*** Data records
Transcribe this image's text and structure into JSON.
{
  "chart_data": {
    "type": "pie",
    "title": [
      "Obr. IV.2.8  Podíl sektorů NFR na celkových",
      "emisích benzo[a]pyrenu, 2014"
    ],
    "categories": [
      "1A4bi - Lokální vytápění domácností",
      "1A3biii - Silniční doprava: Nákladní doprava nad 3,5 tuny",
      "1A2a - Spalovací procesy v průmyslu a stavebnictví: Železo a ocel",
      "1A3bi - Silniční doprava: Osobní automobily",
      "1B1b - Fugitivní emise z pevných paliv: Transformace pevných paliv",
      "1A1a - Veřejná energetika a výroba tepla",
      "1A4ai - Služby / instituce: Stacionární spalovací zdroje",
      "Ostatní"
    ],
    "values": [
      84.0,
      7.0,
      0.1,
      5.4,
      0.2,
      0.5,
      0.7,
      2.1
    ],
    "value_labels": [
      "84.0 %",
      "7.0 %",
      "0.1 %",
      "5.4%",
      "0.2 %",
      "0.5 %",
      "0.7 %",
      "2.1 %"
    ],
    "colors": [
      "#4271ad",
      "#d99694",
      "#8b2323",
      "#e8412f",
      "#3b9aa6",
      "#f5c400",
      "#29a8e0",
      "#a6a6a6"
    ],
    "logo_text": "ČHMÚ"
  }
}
******
(Your task): Copy out all the entries shown above, character for character.

(Output for this exercise):
Transcribe this image's text and structure into JSON.
{
  "chart_data": {
    "type": "pie",
    "title": [
      "Obr. IV.2.8  Podíl sektorů NFR na celkových",
      "emisích benzo[a]pyrenu, 2014"
    ],
    "categories": [
      "1A4bi - Lokální vytápění domácností",
      "1A3biii - Silniční doprava: Nákladní doprava nad 3,5 tuny",
      "1A2a - Spalovací procesy v průmyslu a stavebnictví: Železo a ocel",
      "1A3bi - Silniční doprava: Osobní automobily",
      "1B1b - Fugitivní emise z pevných paliv: Transformace pevných paliv",
      "1A1a - Veřejná energetika a výroba tepla",
      "1A4ai - Služby / instituce: Stacionární spalovací zdroje",
      "Ostatní"
    ],
    "values": [
      84.0,
      7.0,
      0.1,
      5.4,
      0.2,
      0.5,
      0.7,
      2.1
    ],
    "value_labels": [
      "84.0 %",
      "7.0 %",
      "0.1 %",
      "5.4%",
      "0.2 %",
      "0.5 %",
      "0.7 %",
      "2.1 %"
    ],
    "colors": [
      "#4271ad",
      "#d99694",
      "#8b2323",
      "#e8412f",
      "#3b9aa6",
      "#f5c400",
      "#29a8e0",
      "#a6a6a6"
    ],
    "logo_text": "ČHMÚ"
  }
}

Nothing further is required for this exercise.